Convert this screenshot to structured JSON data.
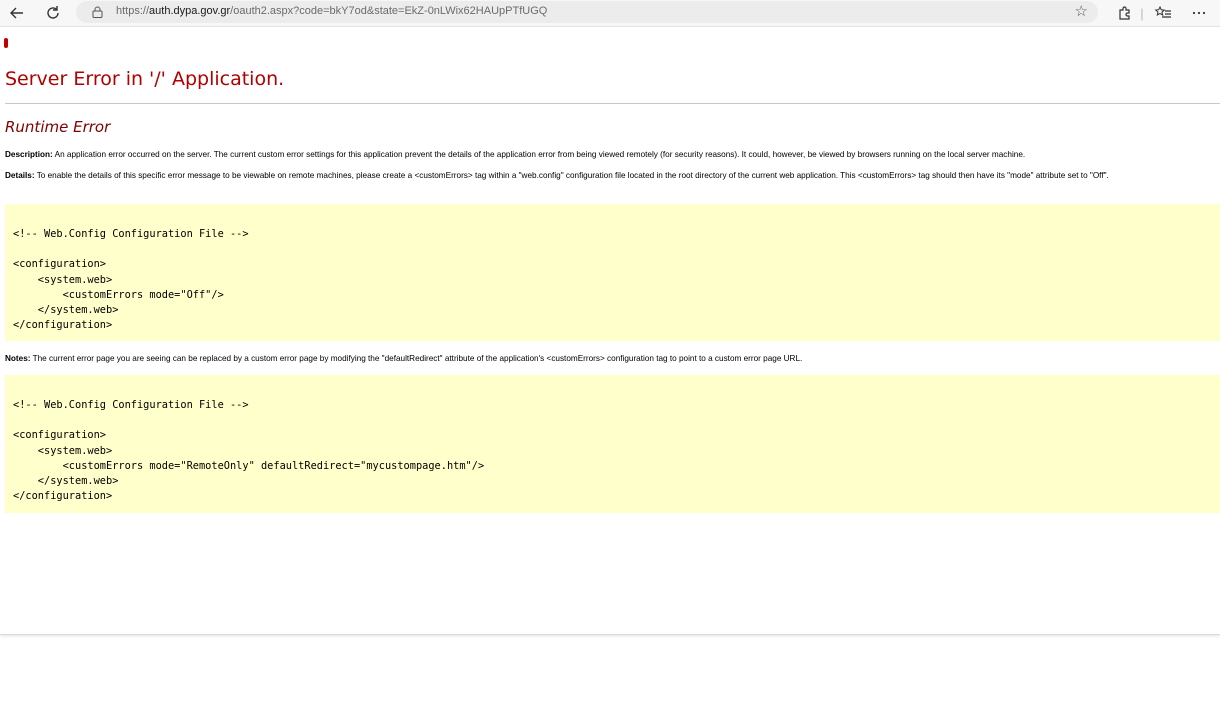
{
  "browser": {
    "url_scheme": "https://",
    "url_host": "auth.dypa.gov.gr",
    "url_path": "/oauth2.aspx?code=bkY7od&state=EkZ-0nLWix62HAUpPTfUGQ",
    "icons": [
      "back-arrow-icon",
      "refresh-icon",
      "lock-icon",
      "star-icon",
      "extensions-icon",
      "favorites-icon",
      "more-icon"
    ]
  },
  "page": {
    "title": "Server Error in '/' Application.",
    "subtitle": "Runtime Error",
    "description_label": "Description:",
    "description_text": " An application error occurred on the server. The current custom error settings for this application prevent the details of the application error from being viewed remotely (for security reasons). It could, however, be viewed by browsers running on the local server machine.",
    "details_label": "Details:",
    "details_text": " To enable the details of this specific error message to be viewable on remote machines, please create a <customErrors> tag within a \"web.config\" configuration file located in the root directory of the current web application. This <customErrors> tag should then have its \"mode\" attribute set to \"Off\".",
    "code1": "<!-- Web.Config Configuration File -->\n\n<configuration>\n    <system.web>\n        <customErrors mode=\"Off\"/>\n    </system.web>\n</configuration>",
    "notes_label": "Notes:",
    "notes_text": " The current error page you are seeing can be replaced by a custom error page by modifying the \"defaultRedirect\" attribute of the application's <customErrors> configuration tag to point to a custom error page URL.",
    "code2": "<!-- Web.Config Configuration File -->\n\n<configuration>\n    <system.web>\n        <customErrors mode=\"RemoteOnly\" defaultRedirect=\"mycustompage.htm\"/>\n    </system.web>\n</configuration>"
  },
  "colors": {
    "title": "#b00000",
    "subtitle": "#800000",
    "code_bg": "#ffffcc"
  }
}
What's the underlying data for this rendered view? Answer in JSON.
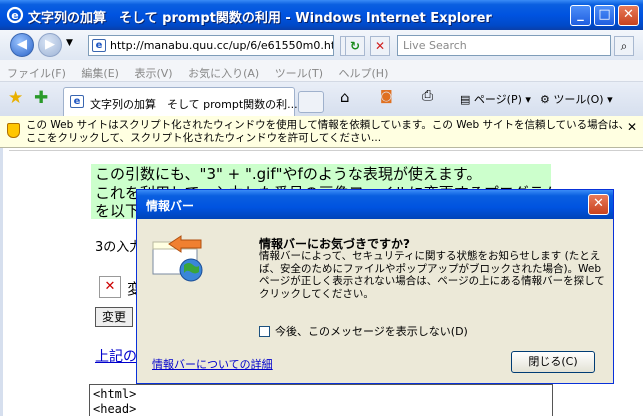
{
  "window": {
    "title": "文字列の加算　そして prompt関数の利用 - Windows Internet Explorer",
    "buttons": {
      "minimize": "_",
      "maximize": "□",
      "close": "✕"
    }
  },
  "addressbar": {
    "url": "http://manabu.quu.cc/up/6/e61550m0.htm",
    "search_placeholder": "Live Search"
  },
  "menu": [
    "ファイル(F)",
    "編集(E)",
    "表示(V)",
    "お気に入り(A)",
    "ツール(T)",
    "ヘルプ(H)"
  ],
  "tab": {
    "label": "文字列の加算　そして prompt関数の利..."
  },
  "toolbar": {
    "page_label": "ページ(P)",
    "tools_label": "ツール(O)"
  },
  "infobar": {
    "message": "この Web サイトはスクリプト化されたウィンドウを使用して情報を依頼しています。この Web サイトを信頼している場合は、ここをクリックして、スクリプト化されたウィンドウを許可してください..."
  },
  "page": {
    "line1": "この引数にも、\"3\" + \".gif\"やfのような表現が使えます。",
    "line2": "これを利用して、入力した番号の画像ファイルに変更するプログラム",
    "line3": "を以下",
    "line4": "3の入力",
    "img_label": "変",
    "button_label": "変更",
    "link_text": "上記の",
    "code": [
      "<html>",
      "<head>"
    ]
  },
  "dialog": {
    "title": "情報バー",
    "heading": "情報バーにお気づきですか?",
    "body": "情報バーによって、セキュリティに関する状態をお知らせします (たとえば、安全のためにファイルやポップアップがブロックされた場合)。Web ページが正しく表示されない場合は、ページの上にある情報バーを探してクリックしてください。",
    "checkbox_label": "今後、このメッセージを表示しない(D)",
    "help_link": "情報バーについての詳細",
    "close_button": "閉じる(C)"
  }
}
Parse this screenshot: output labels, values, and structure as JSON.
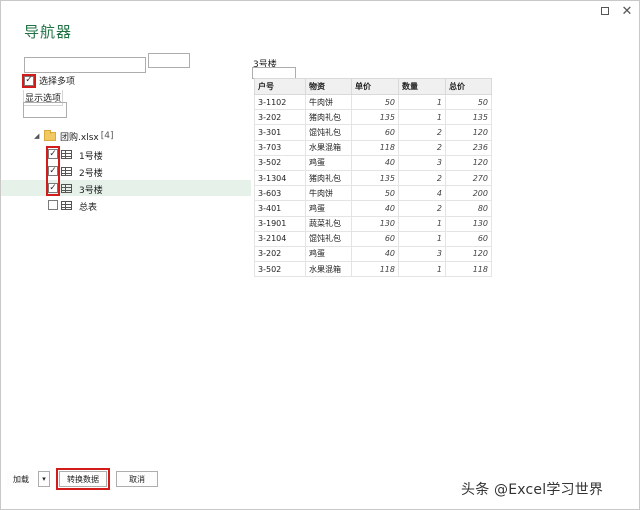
{
  "window": {
    "title": "导航器",
    "maximize_icon": "maximize-icon",
    "close_icon": "close-icon",
    "close_glyph": "☐",
    "x_glyph": "✕"
  },
  "left": {
    "search_value": "",
    "select_multiple_label": "选择多项",
    "select_multiple_checked": true,
    "display_options_label": "显示选项",
    "tree": {
      "root_label": "团购.xlsx",
      "root_count": "[4]",
      "items": [
        {
          "label": "1号楼",
          "checked": true,
          "selected": false
        },
        {
          "label": "2号楼",
          "checked": true,
          "selected": false
        },
        {
          "label": "3号楼",
          "checked": true,
          "selected": true
        },
        {
          "label": "总表",
          "checked": false,
          "selected": false
        }
      ]
    }
  },
  "preview": {
    "title": "3号楼",
    "columns": [
      "户号",
      "物资",
      "单价",
      "数量",
      "总价"
    ],
    "rows": [
      [
        "3-1102",
        "牛肉饼",
        "50",
        "1",
        "50"
      ],
      [
        "3-202",
        "猪肉礼包",
        "135",
        "1",
        "135"
      ],
      [
        "3-301",
        "馄饨礼包",
        "60",
        "2",
        "120"
      ],
      [
        "3-703",
        "水果混箱",
        "118",
        "2",
        "236"
      ],
      [
        "3-502",
        "鸡蛋",
        "40",
        "3",
        "120"
      ],
      [
        "3-1304",
        "猪肉礼包",
        "135",
        "2",
        "270"
      ],
      [
        "3-603",
        "牛肉饼",
        "50",
        "4",
        "200"
      ],
      [
        "3-401",
        "鸡蛋",
        "40",
        "2",
        "80"
      ],
      [
        "3-1901",
        "蔬菜礼包",
        "130",
        "1",
        "130"
      ],
      [
        "3-2104",
        "馄饨礼包",
        "60",
        "1",
        "60"
      ],
      [
        "3-202",
        "鸡蛋",
        "40",
        "3",
        "120"
      ],
      [
        "3-502",
        "水果混箱",
        "118",
        "1",
        "118"
      ]
    ]
  },
  "footer": {
    "load_label": "加载",
    "dropdown_glyph": "▾",
    "transform_label": "转换数据",
    "cancel_label": "取消"
  },
  "watermark": "头条 @Excel学习世界",
  "colors": {
    "title": "#217346",
    "highlight": "#d21c1c",
    "selected_row": "#e6f1ea"
  }
}
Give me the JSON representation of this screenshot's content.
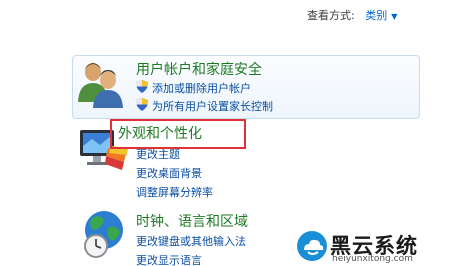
{
  "header": {
    "view_by_label": "查看方式:",
    "view_by_value": "类别"
  },
  "categories": [
    {
      "title": "用户帐户和家庭安全",
      "links": [
        "添加或删除用户帐户",
        "为所有用户设置家长控制"
      ]
    },
    {
      "title": "外观和个性化",
      "links": [
        "更改主题",
        "更改桌面背景",
        "调整屏幕分辨率"
      ]
    },
    {
      "title": "时钟、语言和区域",
      "links": [
        "更改键盘或其他输入法",
        "更改显示语言"
      ]
    }
  ],
  "watermark": {
    "name": "黑云系统",
    "url": "heiyunxitong.com"
  },
  "colors": {
    "link": "#0b4fa3",
    "category_title": "#1f7a26",
    "highlight_border": "#e0313a"
  }
}
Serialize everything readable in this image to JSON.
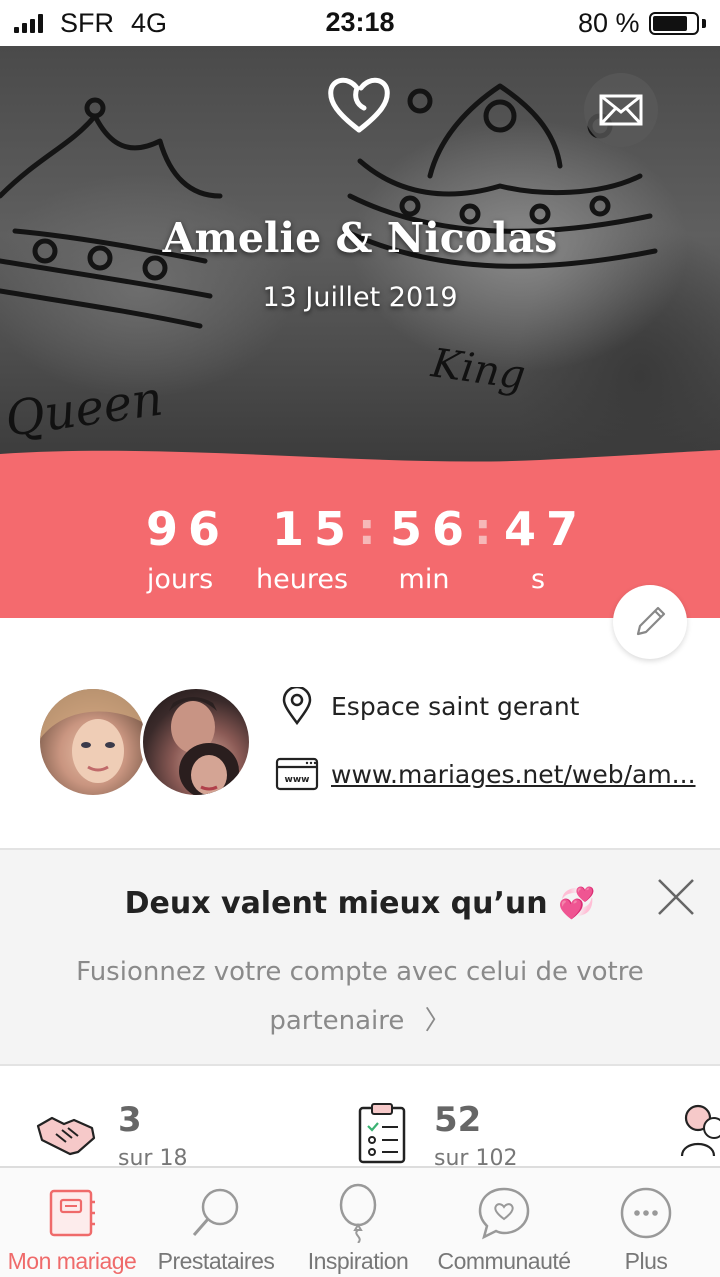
{
  "status_bar": {
    "carrier": "SFR",
    "network": "4G",
    "time": "23:18",
    "battery": "80 %",
    "battery_level": 0.8
  },
  "hero": {
    "title": "Amelie & Nicolas",
    "date": "13 Juillet 2019",
    "tattoo_left_text": "Queen",
    "tattoo_right_text": "King",
    "icons": [
      "heart-logo-icon",
      "envelope-icon"
    ]
  },
  "countdown": {
    "days": "96",
    "hours": "15",
    "minutes": "56",
    "seconds": "47",
    "days_label": "jours",
    "hours_label": "heures",
    "minutes_label": "min",
    "seconds_label": "s",
    "colors": {
      "band": "#f46a6e",
      "colon": "#f6b8b8"
    }
  },
  "info": {
    "venue": "Espace saint gerant",
    "website": "www.mariages.net/web/am..."
  },
  "merge_banner": {
    "title": "Deux valent mieux qu’un 💞",
    "text": "Fusionnez votre compte avec celui de votre partenaire",
    "chevron": "〉"
  },
  "stats": [
    {
      "icon": "handshake-icon",
      "value": "3",
      "sub": "sur 18"
    },
    {
      "icon": "checklist-icon",
      "value": "52",
      "sub": "sur 102"
    },
    {
      "icon": "guests-icon",
      "value": "",
      "sub": ""
    }
  ],
  "tabs": [
    {
      "label": "Mon mariage",
      "icon": "wedding-book-icon",
      "active": true
    },
    {
      "label": "Prestataires",
      "icon": "magnifier-icon",
      "active": false
    },
    {
      "label": "Inspiration",
      "icon": "balloon-icon",
      "active": false
    },
    {
      "label": "Communauté",
      "icon": "chat-heart-icon",
      "active": false
    },
    {
      "label": "Plus",
      "icon": "more-icon",
      "active": false
    }
  ],
  "colors": {
    "accent": "#ef6a6a"
  }
}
══════════════════════════════
Directive: Copy out every line where the word "current" occurs.

Solution for this exercise:
    "description_text": " An application error occurred on the server. The current custom error settings for this application prevent the details of the application error from being viewed remotely (for security reasons). It could, however, be viewed by browsers running on the local server machine.",
    "details_text": " To enable the details of this specific error message to be viewable on remote machines, please create a <customErrors> tag within a \"web.config\" configuration file located in the root directory of the current web application. This <customErrors> tag should then have its \"mode\" attribute set to \"Off\".",
    "notes_text": " The current error page you are seeing can be replaced by a custom error page by modifying the \"defaultRedirect\" attribute of the application's <customErrors> configuration tag to point to a custom error page URL.",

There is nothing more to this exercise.